Problem details >>
Find how many lines contain "shabnamfarshadjoo" and state only that number.

-- begin --

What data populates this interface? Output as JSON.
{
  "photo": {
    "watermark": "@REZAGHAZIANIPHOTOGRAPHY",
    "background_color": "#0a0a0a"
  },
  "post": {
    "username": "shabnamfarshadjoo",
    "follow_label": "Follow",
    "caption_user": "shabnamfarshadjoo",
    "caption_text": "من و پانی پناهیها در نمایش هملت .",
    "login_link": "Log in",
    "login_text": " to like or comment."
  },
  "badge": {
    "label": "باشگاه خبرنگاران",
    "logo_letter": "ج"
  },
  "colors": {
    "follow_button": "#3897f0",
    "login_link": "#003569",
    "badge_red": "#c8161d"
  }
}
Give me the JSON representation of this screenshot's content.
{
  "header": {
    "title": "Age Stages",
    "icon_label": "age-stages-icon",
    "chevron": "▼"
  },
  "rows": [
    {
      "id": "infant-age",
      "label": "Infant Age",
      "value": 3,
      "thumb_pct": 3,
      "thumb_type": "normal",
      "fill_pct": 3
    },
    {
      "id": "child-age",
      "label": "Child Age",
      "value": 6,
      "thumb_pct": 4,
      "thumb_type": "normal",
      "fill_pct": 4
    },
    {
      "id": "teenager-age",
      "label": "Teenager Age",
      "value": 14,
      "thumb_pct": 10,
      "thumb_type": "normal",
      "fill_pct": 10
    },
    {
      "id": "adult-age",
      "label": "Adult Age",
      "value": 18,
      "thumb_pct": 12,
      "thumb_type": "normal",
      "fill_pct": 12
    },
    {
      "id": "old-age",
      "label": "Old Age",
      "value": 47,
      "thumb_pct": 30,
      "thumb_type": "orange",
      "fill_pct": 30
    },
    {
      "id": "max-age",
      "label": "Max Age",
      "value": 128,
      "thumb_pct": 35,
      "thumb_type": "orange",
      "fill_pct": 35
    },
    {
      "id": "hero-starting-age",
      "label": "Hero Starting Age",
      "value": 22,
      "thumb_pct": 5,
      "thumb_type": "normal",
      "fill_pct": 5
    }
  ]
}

-- end --

Complete response >>
2